- _RECORDS PROVIDED_:
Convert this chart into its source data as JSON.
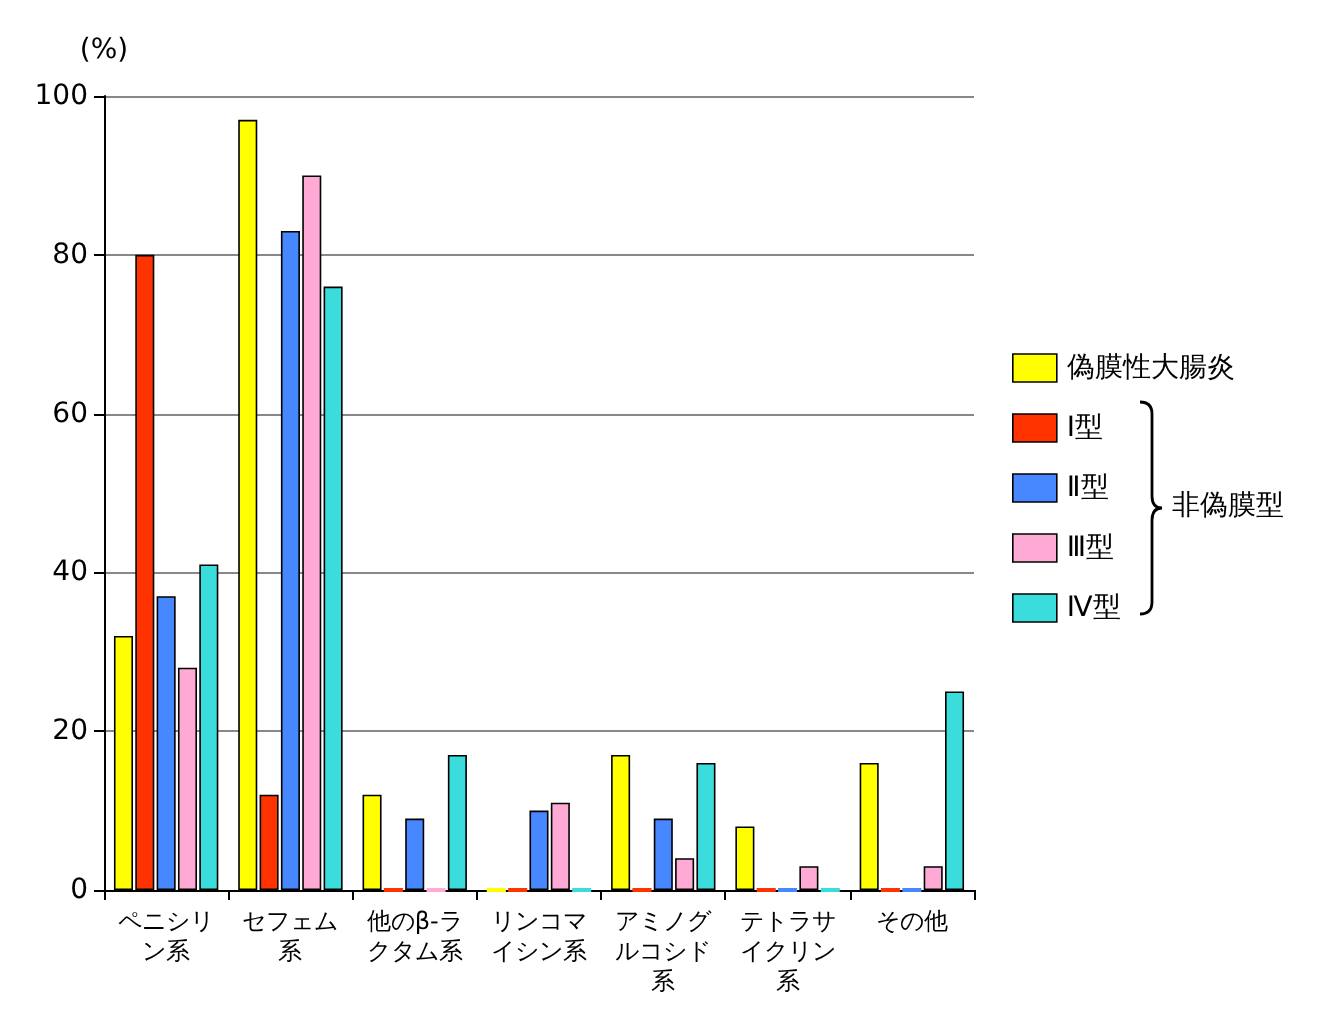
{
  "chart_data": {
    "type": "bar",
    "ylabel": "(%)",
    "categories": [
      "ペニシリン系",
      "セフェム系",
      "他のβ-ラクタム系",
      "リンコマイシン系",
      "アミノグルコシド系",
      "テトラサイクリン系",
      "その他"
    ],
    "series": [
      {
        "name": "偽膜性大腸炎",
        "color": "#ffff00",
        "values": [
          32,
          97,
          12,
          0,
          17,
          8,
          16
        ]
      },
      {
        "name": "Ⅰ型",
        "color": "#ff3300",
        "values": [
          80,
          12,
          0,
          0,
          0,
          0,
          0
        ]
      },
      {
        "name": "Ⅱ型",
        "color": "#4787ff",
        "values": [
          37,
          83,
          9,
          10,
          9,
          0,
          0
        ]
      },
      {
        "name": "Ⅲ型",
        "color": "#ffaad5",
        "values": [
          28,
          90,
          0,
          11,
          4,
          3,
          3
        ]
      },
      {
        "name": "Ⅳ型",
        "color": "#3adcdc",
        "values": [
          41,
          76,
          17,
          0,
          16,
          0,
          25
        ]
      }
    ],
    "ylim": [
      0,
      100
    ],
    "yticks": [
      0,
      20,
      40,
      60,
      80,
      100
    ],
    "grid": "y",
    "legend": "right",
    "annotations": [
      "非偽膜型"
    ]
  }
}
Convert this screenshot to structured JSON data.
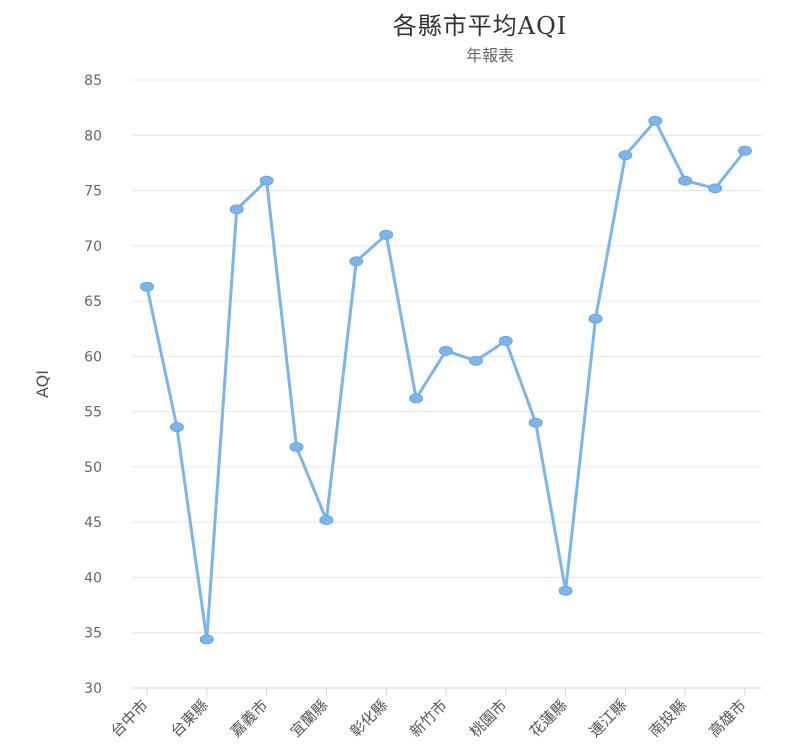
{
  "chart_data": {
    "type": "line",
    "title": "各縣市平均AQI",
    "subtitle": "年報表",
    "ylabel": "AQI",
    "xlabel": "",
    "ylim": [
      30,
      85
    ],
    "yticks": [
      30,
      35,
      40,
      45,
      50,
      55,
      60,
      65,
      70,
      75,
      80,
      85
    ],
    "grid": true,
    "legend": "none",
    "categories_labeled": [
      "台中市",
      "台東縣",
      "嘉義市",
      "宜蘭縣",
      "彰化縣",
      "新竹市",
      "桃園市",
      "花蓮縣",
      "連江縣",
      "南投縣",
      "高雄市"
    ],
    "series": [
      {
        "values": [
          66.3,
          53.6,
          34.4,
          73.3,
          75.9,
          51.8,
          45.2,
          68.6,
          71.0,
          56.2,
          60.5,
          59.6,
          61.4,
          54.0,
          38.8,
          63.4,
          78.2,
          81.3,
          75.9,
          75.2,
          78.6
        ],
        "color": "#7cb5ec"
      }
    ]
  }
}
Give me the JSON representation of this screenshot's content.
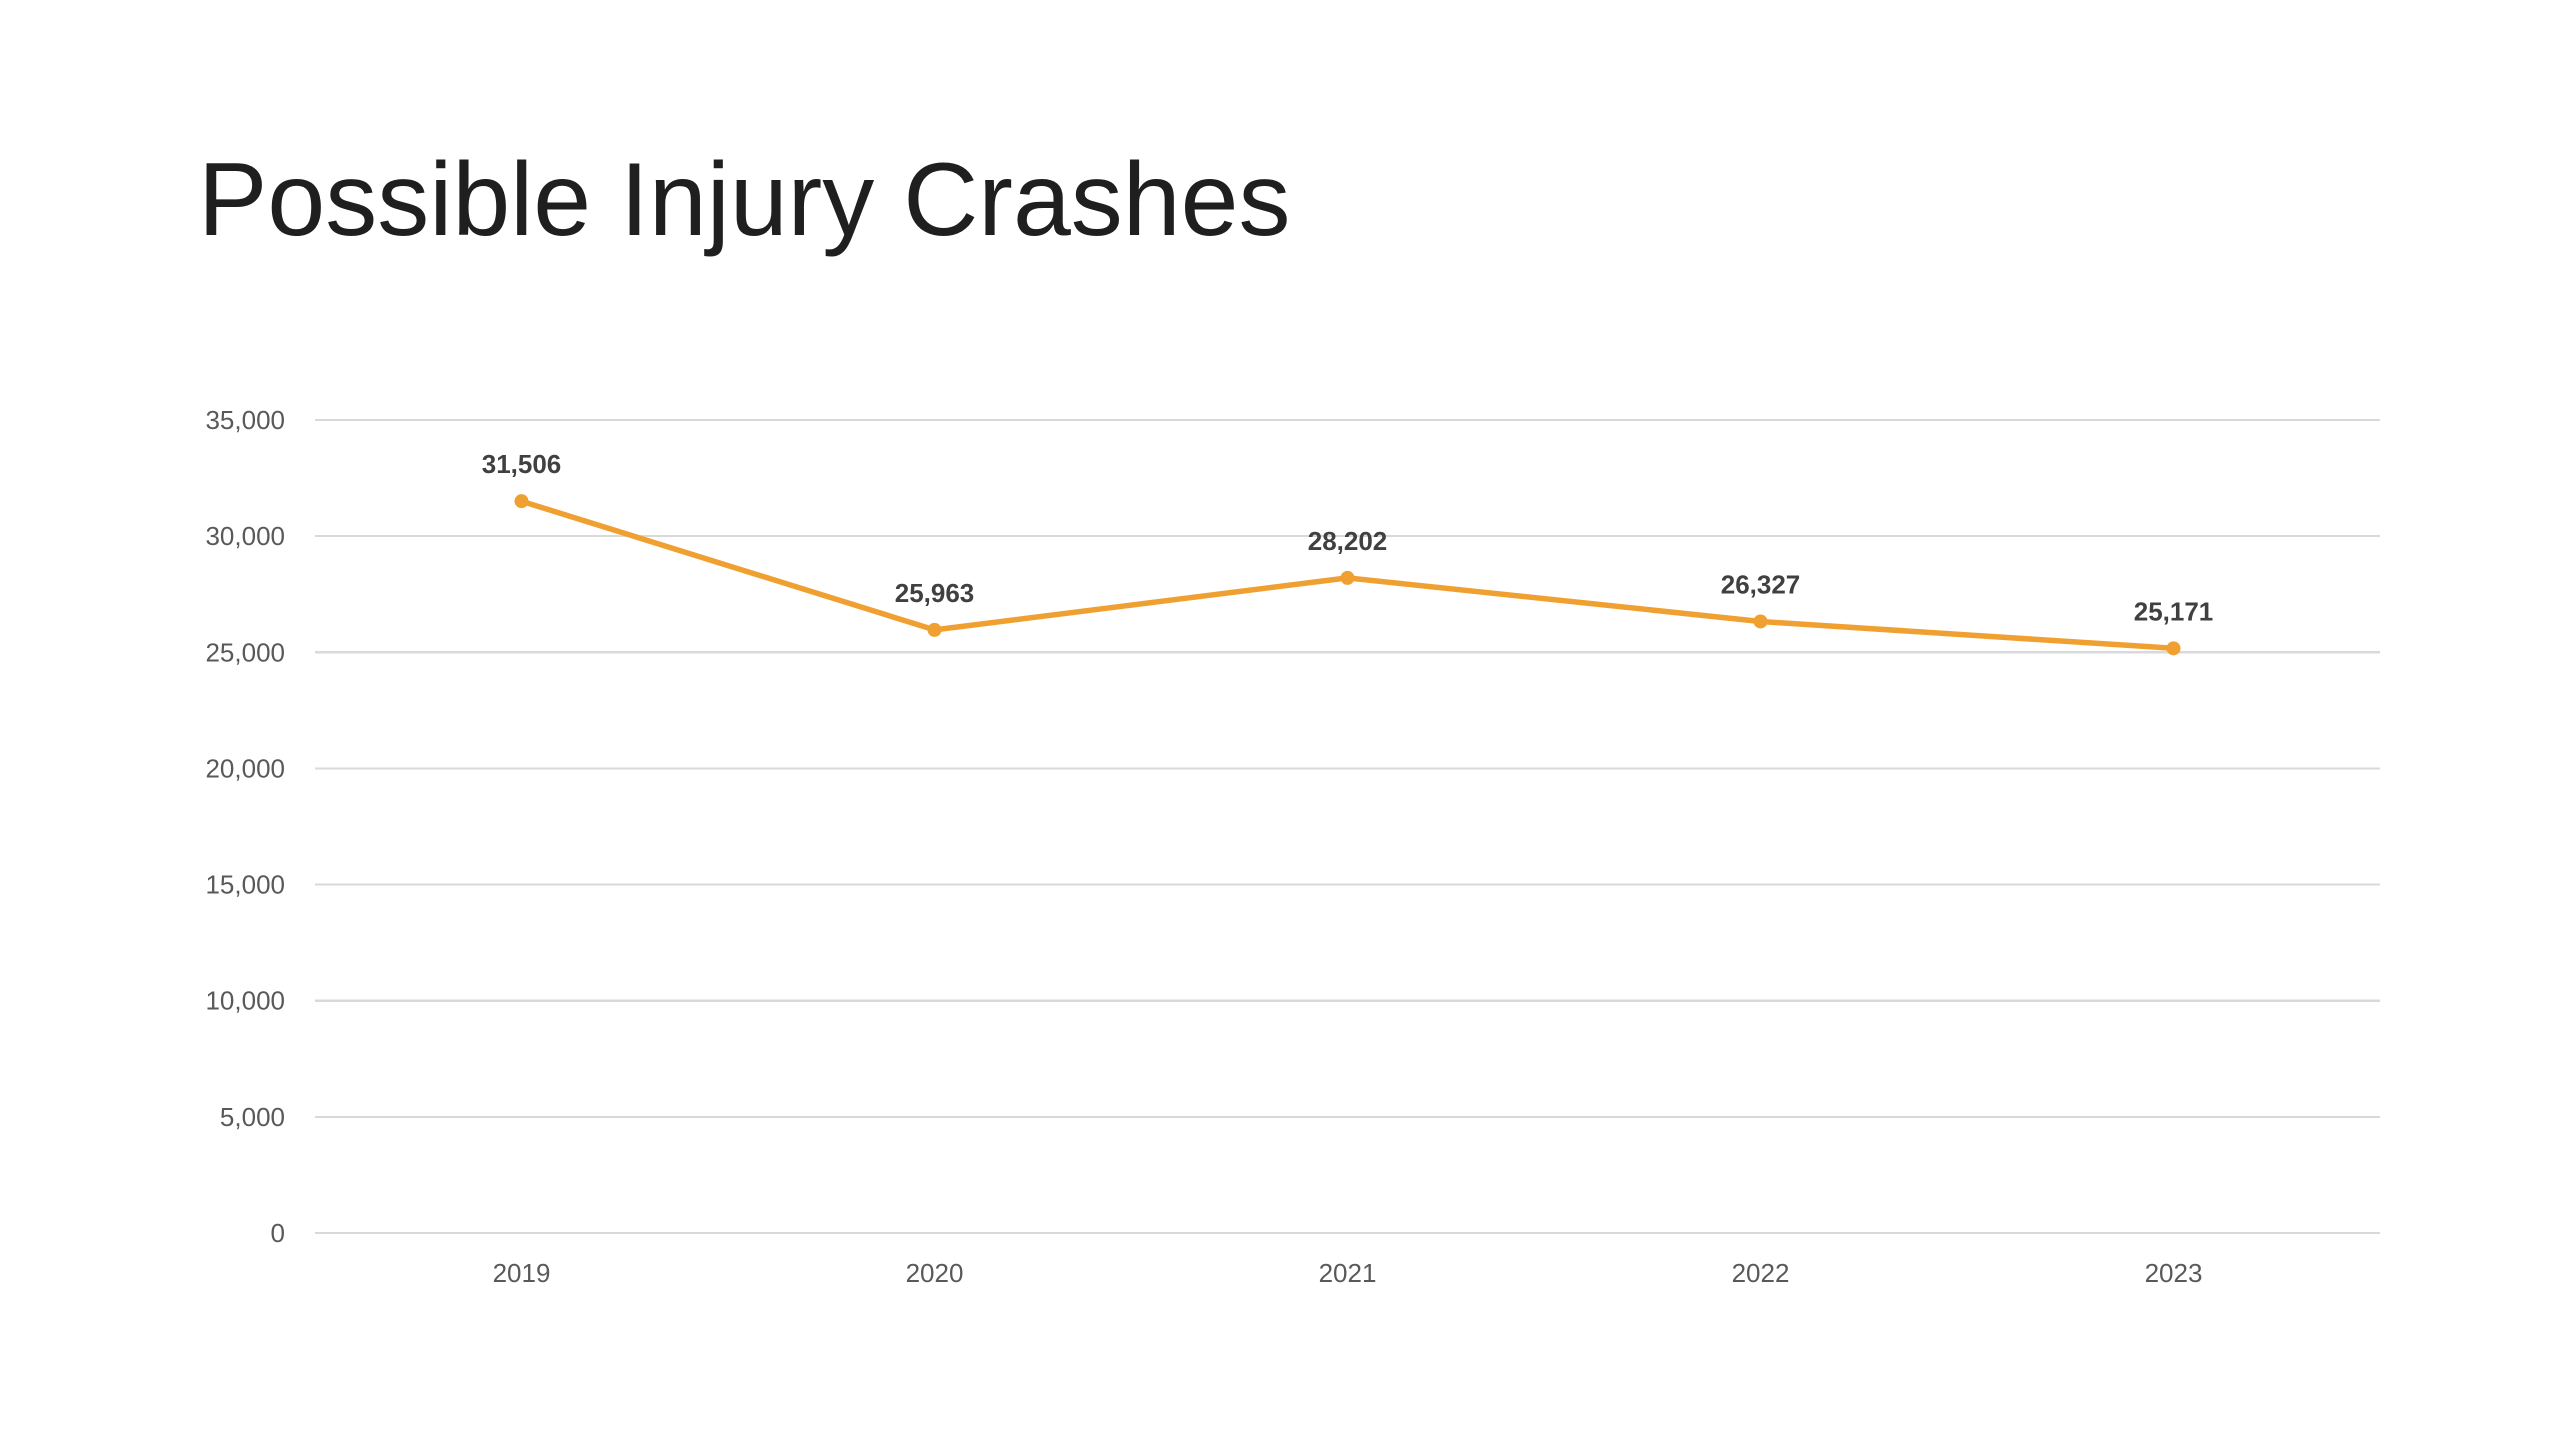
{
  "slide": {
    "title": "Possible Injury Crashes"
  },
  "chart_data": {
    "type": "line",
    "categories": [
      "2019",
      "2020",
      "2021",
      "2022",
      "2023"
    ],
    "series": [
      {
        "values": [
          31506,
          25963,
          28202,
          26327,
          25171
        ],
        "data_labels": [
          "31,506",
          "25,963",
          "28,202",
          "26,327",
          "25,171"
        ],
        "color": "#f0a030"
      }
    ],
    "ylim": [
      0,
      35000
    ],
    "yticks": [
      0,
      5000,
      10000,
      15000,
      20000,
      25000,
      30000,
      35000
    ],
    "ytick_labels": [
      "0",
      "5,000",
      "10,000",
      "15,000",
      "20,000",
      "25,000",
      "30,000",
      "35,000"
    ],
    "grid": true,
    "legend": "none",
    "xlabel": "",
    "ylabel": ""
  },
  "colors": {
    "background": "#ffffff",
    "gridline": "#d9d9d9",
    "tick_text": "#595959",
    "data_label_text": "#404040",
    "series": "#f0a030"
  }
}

- _WRITTEN EXERCISE_:
Pictures stay out; reproduce every line of the records exactly.

- _FULL RESPONSE_:
Convert this chart into its source data as JSON.
{
  "chart_data": {
    "type": "bar",
    "ylabel": "(%)",
    "categories": [
      "ペニシリン系",
      "セフェム系",
      "他のβ-ラクタム系",
      "リンコマイシン系",
      "アミノグルコシド系",
      "テトラサイクリン系",
      "その他"
    ],
    "series": [
      {
        "name": "偽膜性大腸炎",
        "color": "#ffff00",
        "values": [
          32,
          97,
          12,
          0,
          17,
          8,
          16
        ]
      },
      {
        "name": "Ⅰ型",
        "color": "#ff3300",
        "values": [
          80,
          12,
          0,
          0,
          0,
          0,
          0
        ]
      },
      {
        "name": "Ⅱ型",
        "color": "#4787ff",
        "values": [
          37,
          83,
          9,
          10,
          9,
          0,
          0
        ]
      },
      {
        "name": "Ⅲ型",
        "color": "#ffaad5",
        "values": [
          28,
          90,
          0,
          11,
          4,
          3,
          3
        ]
      },
      {
        "name": "Ⅳ型",
        "color": "#3adcdc",
        "values": [
          41,
          76,
          17,
          0,
          16,
          0,
          25
        ]
      }
    ],
    "ylim": [
      0,
      100
    ],
    "yticks": [
      0,
      20,
      40,
      60,
      80,
      100
    ],
    "grid": "y",
    "legend": "right",
    "annotations": [
      "非偽膜型"
    ]
  }
}
Convert this screenshot to structured JSON data.
{
  "chart_data": {
    "type": "line",
    "title": "各縣市平均AQI",
    "subtitle": "年報表",
    "ylabel": "AQI",
    "xlabel": "",
    "ylim": [
      30,
      85
    ],
    "yticks": [
      30,
      35,
      40,
      45,
      50,
      55,
      60,
      65,
      70,
      75,
      80,
      85
    ],
    "grid": true,
    "legend": "none",
    "categories_labeled": [
      "台中市",
      "台東縣",
      "嘉義市",
      "宜蘭縣",
      "彰化縣",
      "新竹市",
      "桃園市",
      "花蓮縣",
      "連江縣",
      "南投縣",
      "高雄市"
    ],
    "series": [
      {
        "values": [
          66.3,
          53.6,
          34.4,
          73.3,
          75.9,
          51.8,
          45.2,
          68.6,
          71.0,
          56.2,
          60.5,
          59.6,
          61.4,
          54.0,
          38.8,
          63.4,
          78.2,
          81.3,
          75.9,
          75.2,
          78.6
        ],
        "color": "#7cb5ec"
      }
    ]
  }
}
Give me the JSON representation of this screenshot's content.
{
  "slide": {
    "title": "Possible Injury Crashes"
  },
  "chart_data": {
    "type": "line",
    "categories": [
      "2019",
      "2020",
      "2021",
      "2022",
      "2023"
    ],
    "series": [
      {
        "values": [
          31506,
          25963,
          28202,
          26327,
          25171
        ],
        "data_labels": [
          "31,506",
          "25,963",
          "28,202",
          "26,327",
          "25,171"
        ],
        "color": "#f0a030"
      }
    ],
    "ylim": [
      0,
      35000
    ],
    "yticks": [
      0,
      5000,
      10000,
      15000,
      20000,
      25000,
      30000,
      35000
    ],
    "ytick_labels": [
      "0",
      "5,000",
      "10,000",
      "15,000",
      "20,000",
      "25,000",
      "30,000",
      "35,000"
    ],
    "grid": true,
    "legend": "none",
    "xlabel": "",
    "ylabel": ""
  },
  "colors": {
    "background": "#ffffff",
    "gridline": "#d9d9d9",
    "tick_text": "#595959",
    "data_label_text": "#404040",
    "series": "#f0a030"
  }
}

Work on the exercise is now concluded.